RECORD EXCERPTS ::
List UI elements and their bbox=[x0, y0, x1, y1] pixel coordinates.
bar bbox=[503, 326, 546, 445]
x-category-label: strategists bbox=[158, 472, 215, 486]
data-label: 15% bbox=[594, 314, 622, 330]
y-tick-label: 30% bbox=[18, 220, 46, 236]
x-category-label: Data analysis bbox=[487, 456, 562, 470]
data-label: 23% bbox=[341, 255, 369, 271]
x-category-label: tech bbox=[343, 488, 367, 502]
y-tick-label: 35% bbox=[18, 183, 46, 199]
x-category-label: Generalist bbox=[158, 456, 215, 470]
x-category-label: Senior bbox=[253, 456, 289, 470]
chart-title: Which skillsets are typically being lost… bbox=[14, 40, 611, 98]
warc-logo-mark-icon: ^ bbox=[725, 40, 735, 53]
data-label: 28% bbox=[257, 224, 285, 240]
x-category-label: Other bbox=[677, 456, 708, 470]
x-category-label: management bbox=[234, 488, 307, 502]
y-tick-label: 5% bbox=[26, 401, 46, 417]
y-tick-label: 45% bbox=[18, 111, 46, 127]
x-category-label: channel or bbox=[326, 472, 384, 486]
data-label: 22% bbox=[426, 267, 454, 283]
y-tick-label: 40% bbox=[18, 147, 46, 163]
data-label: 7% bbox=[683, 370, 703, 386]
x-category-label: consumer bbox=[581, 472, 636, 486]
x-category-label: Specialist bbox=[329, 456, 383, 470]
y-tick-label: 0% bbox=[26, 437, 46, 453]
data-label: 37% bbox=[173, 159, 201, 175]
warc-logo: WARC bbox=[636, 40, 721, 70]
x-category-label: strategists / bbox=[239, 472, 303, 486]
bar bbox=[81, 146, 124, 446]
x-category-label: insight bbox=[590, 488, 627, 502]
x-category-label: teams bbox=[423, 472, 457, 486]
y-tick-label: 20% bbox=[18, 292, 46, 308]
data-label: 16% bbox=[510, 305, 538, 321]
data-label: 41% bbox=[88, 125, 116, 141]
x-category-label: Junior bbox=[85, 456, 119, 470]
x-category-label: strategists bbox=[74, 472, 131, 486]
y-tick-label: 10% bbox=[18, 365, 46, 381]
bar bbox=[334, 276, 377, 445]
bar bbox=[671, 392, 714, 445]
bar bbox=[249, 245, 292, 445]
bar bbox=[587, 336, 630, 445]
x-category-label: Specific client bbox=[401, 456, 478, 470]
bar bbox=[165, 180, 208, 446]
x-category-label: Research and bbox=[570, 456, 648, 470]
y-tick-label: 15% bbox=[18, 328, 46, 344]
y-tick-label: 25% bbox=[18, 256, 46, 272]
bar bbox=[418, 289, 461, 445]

REQUIREMENTS :: Copy the lines above exactly, starting with the very first line and going on through the line containing "data-label: 23% bbox=[341, 255, 369, 271]", including that line.

OUTPUT FOR THIS TASK ::
List UI elements and their bbox=[x0, y0, x1, y1] pixel coordinates.
bar bbox=[503, 326, 546, 445]
x-category-label: strategists bbox=[158, 472, 215, 486]
data-label: 15% bbox=[594, 314, 622, 330]
y-tick-label: 30% bbox=[18, 220, 46, 236]
x-category-label: Data analysis bbox=[487, 456, 562, 470]
data-label: 23% bbox=[341, 255, 369, 271]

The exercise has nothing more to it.